- **DATASET EXCERPTS**
━━━━━━━━━━
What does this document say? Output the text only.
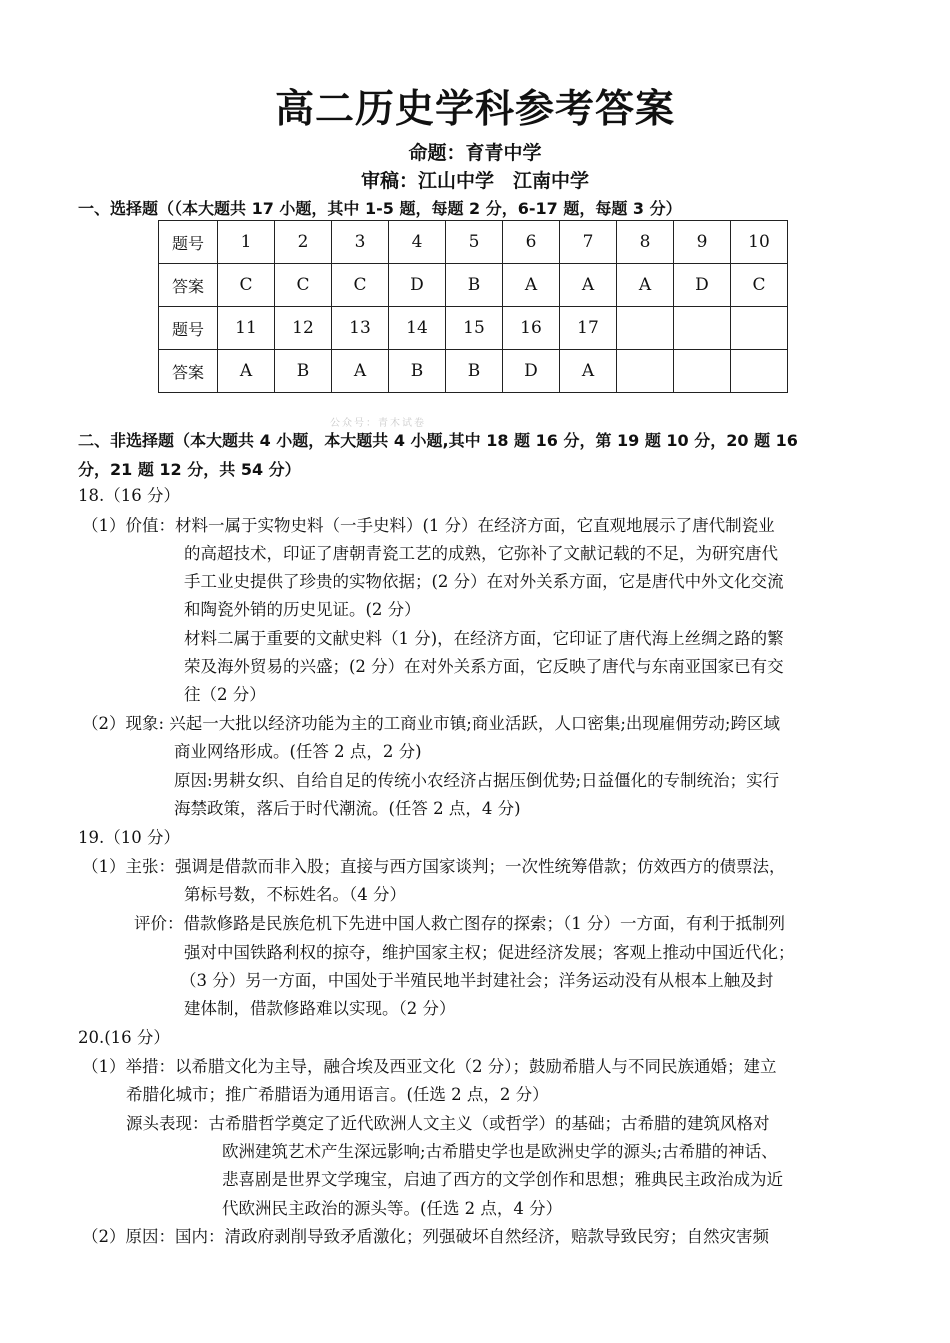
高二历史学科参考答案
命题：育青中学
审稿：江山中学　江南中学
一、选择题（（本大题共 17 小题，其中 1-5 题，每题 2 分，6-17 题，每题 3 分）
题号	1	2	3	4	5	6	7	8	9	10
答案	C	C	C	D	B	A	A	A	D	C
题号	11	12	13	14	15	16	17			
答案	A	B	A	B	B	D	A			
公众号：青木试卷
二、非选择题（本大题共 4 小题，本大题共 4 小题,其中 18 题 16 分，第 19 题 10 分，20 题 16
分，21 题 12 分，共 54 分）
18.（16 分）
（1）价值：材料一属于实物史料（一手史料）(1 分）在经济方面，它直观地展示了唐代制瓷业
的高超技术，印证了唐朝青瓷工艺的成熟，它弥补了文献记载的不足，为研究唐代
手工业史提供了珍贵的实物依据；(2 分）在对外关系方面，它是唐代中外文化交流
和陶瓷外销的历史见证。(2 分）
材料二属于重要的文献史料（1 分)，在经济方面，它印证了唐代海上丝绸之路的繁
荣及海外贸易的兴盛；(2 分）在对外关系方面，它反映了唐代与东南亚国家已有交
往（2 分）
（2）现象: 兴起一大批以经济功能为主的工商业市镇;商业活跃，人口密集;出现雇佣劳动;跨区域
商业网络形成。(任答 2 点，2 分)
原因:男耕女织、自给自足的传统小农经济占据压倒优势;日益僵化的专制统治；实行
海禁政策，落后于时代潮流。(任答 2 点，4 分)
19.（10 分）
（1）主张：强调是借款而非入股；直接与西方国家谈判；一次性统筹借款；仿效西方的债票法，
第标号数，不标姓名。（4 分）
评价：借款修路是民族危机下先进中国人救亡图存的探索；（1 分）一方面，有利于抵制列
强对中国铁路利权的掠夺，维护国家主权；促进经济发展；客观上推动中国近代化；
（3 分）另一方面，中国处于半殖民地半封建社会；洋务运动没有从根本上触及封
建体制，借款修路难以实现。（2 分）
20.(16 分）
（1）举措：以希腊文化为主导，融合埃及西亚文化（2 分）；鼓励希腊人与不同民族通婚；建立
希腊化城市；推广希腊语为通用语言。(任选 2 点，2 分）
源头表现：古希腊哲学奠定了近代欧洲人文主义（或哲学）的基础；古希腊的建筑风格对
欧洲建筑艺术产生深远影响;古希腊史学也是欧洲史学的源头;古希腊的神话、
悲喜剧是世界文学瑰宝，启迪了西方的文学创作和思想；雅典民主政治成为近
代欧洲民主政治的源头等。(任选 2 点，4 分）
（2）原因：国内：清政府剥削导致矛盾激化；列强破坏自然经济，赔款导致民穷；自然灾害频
━━━━━━━━━━
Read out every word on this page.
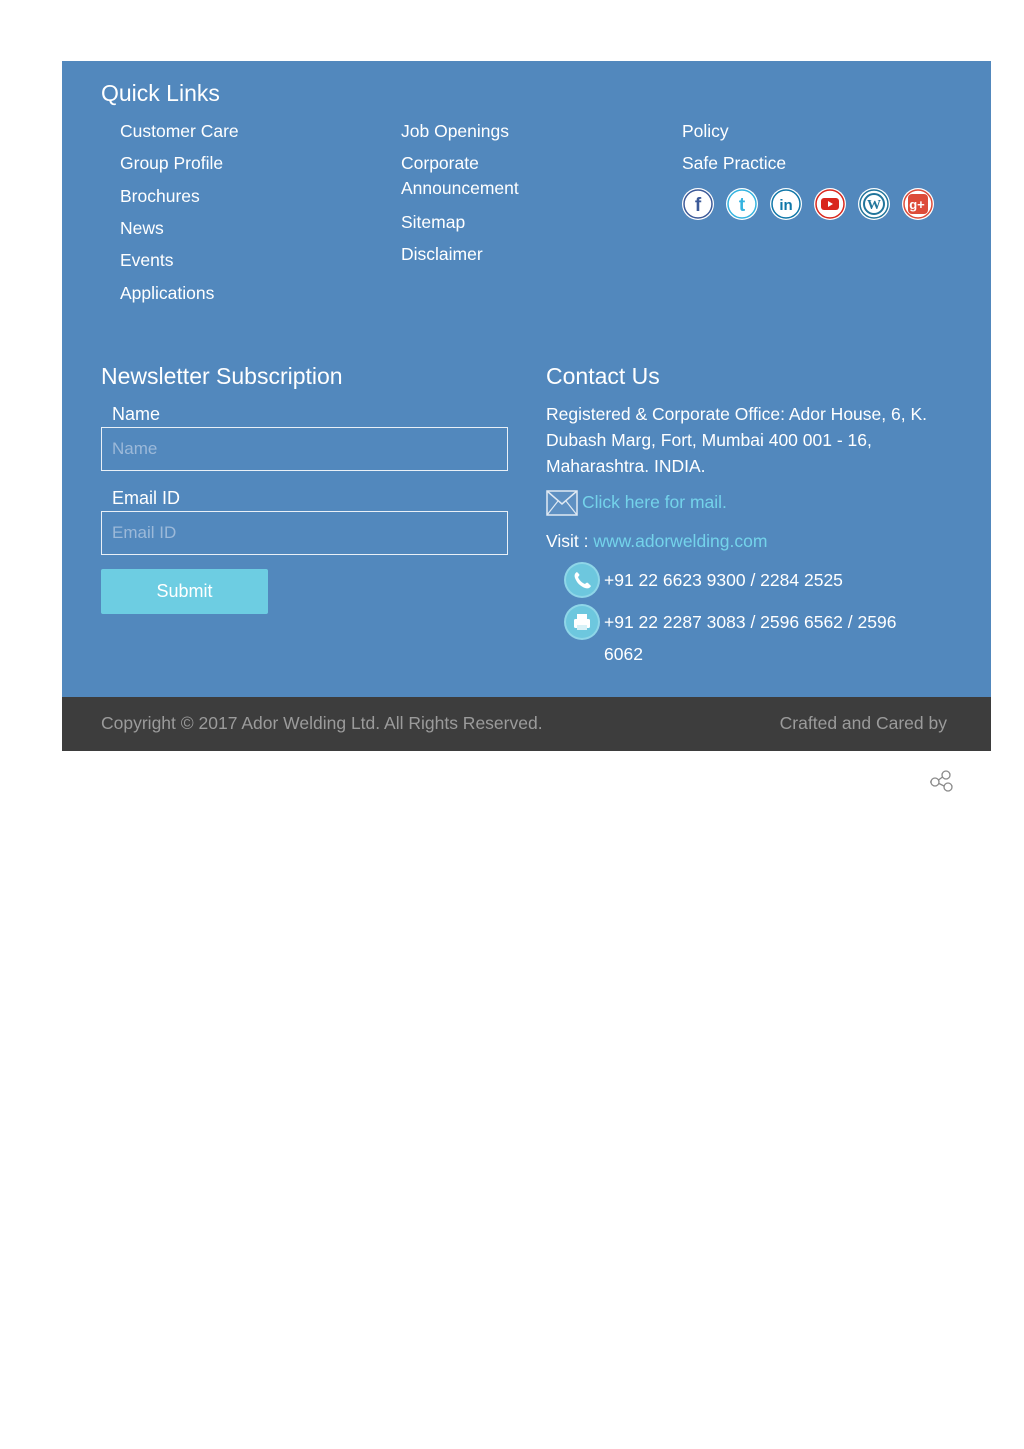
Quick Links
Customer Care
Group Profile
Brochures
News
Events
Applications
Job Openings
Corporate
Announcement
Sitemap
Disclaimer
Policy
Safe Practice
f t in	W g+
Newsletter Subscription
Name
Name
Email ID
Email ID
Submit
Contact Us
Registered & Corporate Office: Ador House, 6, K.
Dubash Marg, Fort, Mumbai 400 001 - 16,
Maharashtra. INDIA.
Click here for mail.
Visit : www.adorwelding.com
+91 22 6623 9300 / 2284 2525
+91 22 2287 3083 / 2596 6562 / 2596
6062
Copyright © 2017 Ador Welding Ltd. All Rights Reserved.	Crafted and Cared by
━━━━━━━━━━
- **EXERCISE OBJECTIVE**
Copy out every line from the records that has the word "本大题共".

- **THE RESPONSE**
一、选择题（（本大题共 17 小题，其中 1-5 题，每题 2 分，6-17 题，每题 3 分）
二、非选择题（本大题共 4 小题，本大题共 4 小题,其中 18 题 16 分，第 19 题 10 分，20 题 16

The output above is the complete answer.